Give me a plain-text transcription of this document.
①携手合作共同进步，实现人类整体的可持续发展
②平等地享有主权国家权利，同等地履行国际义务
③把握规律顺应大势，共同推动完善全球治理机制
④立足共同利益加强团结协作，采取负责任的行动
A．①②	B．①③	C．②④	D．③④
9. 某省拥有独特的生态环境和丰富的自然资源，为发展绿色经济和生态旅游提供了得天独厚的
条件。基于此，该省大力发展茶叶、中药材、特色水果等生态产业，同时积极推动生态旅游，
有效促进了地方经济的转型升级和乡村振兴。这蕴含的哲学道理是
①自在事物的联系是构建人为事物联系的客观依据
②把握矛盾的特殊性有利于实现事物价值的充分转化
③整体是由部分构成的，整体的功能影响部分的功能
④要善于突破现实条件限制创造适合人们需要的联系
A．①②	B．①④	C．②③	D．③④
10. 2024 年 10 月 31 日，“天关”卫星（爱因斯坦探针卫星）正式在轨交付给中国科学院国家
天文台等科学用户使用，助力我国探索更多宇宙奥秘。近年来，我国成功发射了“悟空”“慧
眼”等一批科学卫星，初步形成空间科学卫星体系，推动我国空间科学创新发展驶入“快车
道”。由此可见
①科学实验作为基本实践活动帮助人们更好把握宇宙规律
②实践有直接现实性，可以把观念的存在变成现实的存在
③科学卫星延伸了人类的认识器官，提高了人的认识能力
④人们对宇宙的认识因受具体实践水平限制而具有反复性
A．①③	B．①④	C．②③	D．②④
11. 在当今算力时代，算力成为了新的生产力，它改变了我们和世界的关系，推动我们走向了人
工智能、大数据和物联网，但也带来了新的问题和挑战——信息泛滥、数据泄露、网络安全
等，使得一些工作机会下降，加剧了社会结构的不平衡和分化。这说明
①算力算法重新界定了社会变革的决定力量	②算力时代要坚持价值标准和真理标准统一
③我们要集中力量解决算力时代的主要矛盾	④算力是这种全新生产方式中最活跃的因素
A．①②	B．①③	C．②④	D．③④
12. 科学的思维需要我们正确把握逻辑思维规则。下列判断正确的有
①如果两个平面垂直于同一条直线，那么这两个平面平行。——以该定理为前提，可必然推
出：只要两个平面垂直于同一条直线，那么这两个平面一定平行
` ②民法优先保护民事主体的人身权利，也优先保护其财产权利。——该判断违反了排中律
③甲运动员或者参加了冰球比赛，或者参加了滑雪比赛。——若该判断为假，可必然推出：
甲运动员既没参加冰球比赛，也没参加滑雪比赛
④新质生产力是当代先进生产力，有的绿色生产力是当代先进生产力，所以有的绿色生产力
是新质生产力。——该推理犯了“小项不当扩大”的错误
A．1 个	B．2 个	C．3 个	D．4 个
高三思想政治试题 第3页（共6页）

================================

*TASK PROMPT*. Each record above should be output again exactly.

*EXERCISE OUTPUT*.
Give me a plain-text transcription of this document.
①携手合作共同进步，实现人类整体的可持续发展
②平等地享有主权国家权利，同等地履行国际义务
③把握规律顺应大势，共同推动完善全球治理机制
④立足共同利益加强团结协作，采取负责任的行动
A．①②	B．①③	C．②④	D．③④
9. 某省拥有独特的生态环境和丰富的自然资源，为发展绿色经济和生态旅游提供了得天独厚的
条件。基于此，该省大力发展茶叶、中药材、特色水果等生态产业，同时积极推动生态旅游，
有效促进了地方经济的转型升级和乡村振兴。这蕴含的哲学道理是
①自在事物的联系是构建人为事物联系的客观依据
②把握矛盾的特殊性有利于实现事物价值的充分转化
③整体是由部分构成的，整体的功能影响部分的功能
④要善于突破现实条件限制创造适合人们需要的联系
A．①②	B．①④	C．②③	D．③④
10. 2024 年 10 月 31 日，“天关”卫星（爱因斯坦探针卫星）正式在轨交付给中国科学院国家
天文台等科学用户使用，助力我国探索更多宇宙奥秘。近年来，我国成功发射了“悟空”“慧
眼”等一批科学卫星，初步形成空间科学卫星体系，推动我国空间科学创新发展驶入“快车
道”。由此可见
①科学实验作为基本实践活动帮助人们更好把握宇宙规律
②实践有直接现实性，可以把观念的存在变成现实的存在
③科学卫星延伸了人类的认识器官，提高了人的认识能力
④人们对宇宙的认识因受具体实践水平限制而具有反复性
A．①③	B．①④	C．②③	D．②④
11. 在当今算力时代，算力成为了新的生产力，它改变了我们和世界的关系，推动我们走向了人
工智能、大数据和物联网，但也带来了新的问题和挑战——信息泛滥、数据泄露、网络安全
等，使得一些工作机会下降，加剧了社会结构的不平衡和分化。这说明
①算力算法重新界定了社会变革的决定力量	②算力时代要坚持价值标准和真理标准统一
③我们要集中力量解决算力时代的主要矛盾	④算力是这种全新生产方式中最活跃的因素
A．①②	B．①③	C．②④	D．③④
12. 科学的思维需要我们正确把握逻辑思维规则。下列判断正确的有
①如果两个平面垂直于同一条直线，那么这两个平面平行。——以该定理为前提，可必然推
出：只要两个平面垂直于同一条直线，那么这两个平面一定平行
` ②民法优先保护民事主体的人身权利，也优先保护其财产权利。——该判断违反了排中律
③甲运动员或者参加了冰球比赛，或者参加了滑雪比赛。——若该判断为假，可必然推出：
甲运动员既没参加冰球比赛，也没参加滑雪比赛
④新质生产力是当代先进生产力，有的绿色生产力是当代先进生产力，所以有的绿色生产力
是新质生产力。——该推理犯了“小项不当扩大”的错误
A．1 个	B．2 个	C．3 个	D．4 个
高三思想政治试题 第3页（共6页）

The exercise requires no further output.